• _Collection entries_
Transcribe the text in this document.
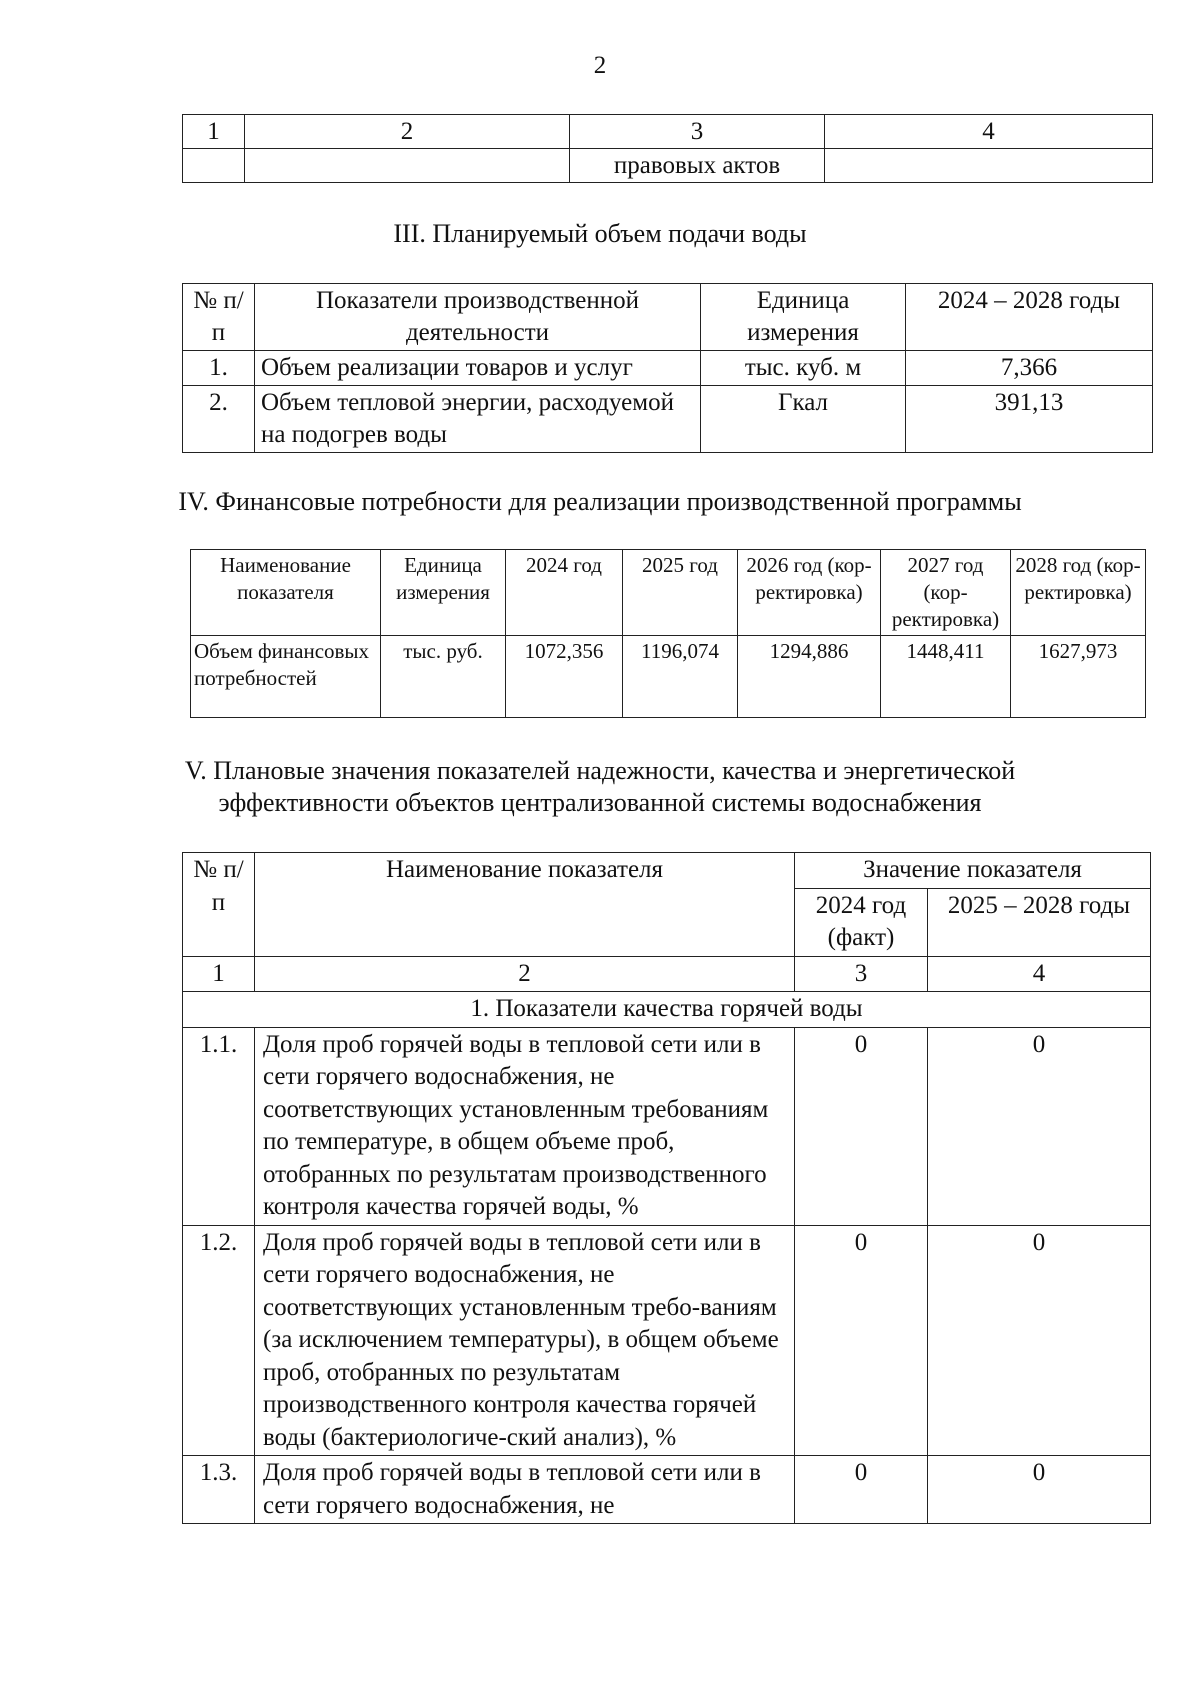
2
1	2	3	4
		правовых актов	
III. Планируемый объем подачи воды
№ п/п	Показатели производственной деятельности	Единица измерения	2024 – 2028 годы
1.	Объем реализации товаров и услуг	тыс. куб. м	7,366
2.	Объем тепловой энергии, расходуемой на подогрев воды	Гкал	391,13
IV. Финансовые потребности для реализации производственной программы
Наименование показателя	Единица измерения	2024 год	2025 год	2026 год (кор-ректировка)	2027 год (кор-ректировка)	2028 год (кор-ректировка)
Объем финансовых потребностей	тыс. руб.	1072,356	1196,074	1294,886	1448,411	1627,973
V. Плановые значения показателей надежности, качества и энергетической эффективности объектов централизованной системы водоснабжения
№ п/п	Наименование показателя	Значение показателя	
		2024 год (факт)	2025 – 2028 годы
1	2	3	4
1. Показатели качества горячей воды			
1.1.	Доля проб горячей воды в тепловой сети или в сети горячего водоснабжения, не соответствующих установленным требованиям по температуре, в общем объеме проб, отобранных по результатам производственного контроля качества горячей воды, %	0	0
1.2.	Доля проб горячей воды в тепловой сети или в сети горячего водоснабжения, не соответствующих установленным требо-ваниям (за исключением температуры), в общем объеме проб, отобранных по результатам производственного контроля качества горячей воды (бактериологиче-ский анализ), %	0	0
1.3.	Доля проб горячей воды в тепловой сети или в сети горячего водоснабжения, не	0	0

==

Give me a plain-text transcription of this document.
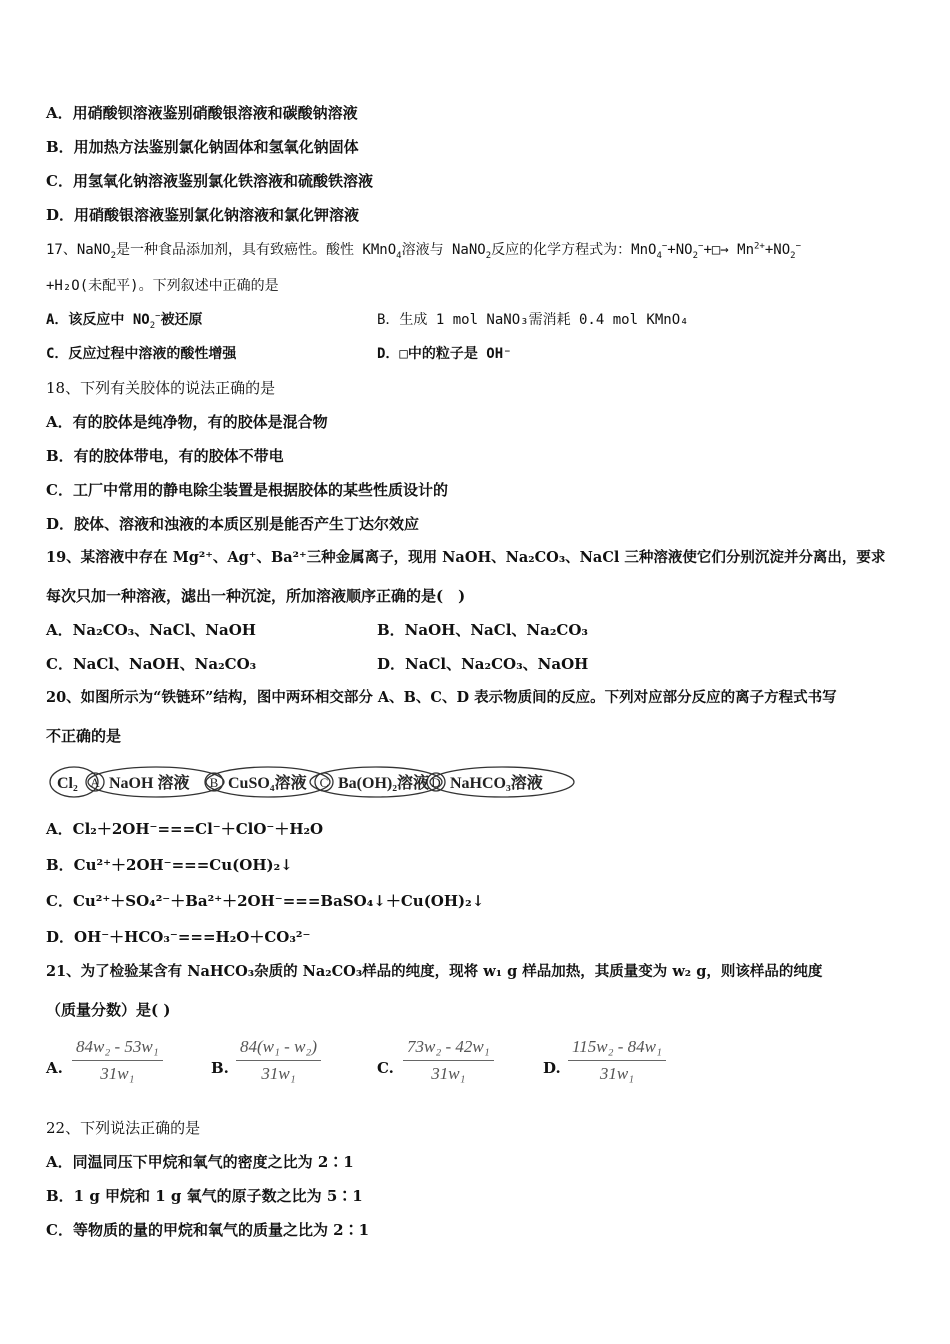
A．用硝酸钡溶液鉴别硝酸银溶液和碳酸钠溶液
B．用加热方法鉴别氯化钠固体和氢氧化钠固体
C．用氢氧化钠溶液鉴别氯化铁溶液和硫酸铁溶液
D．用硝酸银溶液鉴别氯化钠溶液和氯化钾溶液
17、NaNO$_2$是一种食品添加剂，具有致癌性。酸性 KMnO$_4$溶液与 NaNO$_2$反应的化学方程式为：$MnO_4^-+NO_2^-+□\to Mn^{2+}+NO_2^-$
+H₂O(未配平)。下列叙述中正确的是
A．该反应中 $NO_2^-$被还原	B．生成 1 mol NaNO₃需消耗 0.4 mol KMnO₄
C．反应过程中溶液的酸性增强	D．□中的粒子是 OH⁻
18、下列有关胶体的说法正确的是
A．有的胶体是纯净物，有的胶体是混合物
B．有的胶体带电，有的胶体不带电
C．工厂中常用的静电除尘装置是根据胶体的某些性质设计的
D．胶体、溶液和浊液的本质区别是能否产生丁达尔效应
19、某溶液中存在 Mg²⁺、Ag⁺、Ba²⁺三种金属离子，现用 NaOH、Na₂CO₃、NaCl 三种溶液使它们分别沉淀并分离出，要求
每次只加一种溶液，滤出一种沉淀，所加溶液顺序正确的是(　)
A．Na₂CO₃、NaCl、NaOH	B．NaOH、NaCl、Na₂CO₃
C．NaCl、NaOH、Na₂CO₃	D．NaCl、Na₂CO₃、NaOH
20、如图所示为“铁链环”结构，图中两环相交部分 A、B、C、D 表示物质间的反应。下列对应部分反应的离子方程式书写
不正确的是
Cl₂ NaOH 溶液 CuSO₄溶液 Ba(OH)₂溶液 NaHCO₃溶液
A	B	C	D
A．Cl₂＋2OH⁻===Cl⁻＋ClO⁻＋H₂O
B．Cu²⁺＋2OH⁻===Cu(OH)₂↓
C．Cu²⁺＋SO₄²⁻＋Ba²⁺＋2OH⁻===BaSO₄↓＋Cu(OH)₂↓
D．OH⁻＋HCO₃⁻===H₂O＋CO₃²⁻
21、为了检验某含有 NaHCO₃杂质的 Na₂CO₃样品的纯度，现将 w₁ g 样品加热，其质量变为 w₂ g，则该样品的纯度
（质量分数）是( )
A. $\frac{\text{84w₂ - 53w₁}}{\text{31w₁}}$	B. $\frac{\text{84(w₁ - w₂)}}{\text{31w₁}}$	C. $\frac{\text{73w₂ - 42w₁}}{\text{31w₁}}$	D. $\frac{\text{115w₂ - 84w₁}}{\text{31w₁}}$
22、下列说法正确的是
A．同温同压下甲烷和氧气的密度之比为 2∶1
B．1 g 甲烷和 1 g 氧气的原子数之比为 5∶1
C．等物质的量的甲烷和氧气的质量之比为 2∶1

• _Short problem_
Copy each line of the listing in which the word "производственного" can be found.

• _Solved exercise_
1.1.	Доля проб горячей воды в тепловой сети или в сети горячего водоснабжения, не соответствующих установленным требованиям по температуре, в общем объеме проб, отобранных по результатам производственного контроля качества горячей воды, %	0	0
1.2.	Доля проб горячей воды в тепловой сети или в сети горячего водоснабжения, не соответствующих установленным требо-ваниям (за исключением температуры), в общем объеме проб, отобранных по результатам производственного контроля качества горячей воды (бактериологиче-ский анализ), %	0	0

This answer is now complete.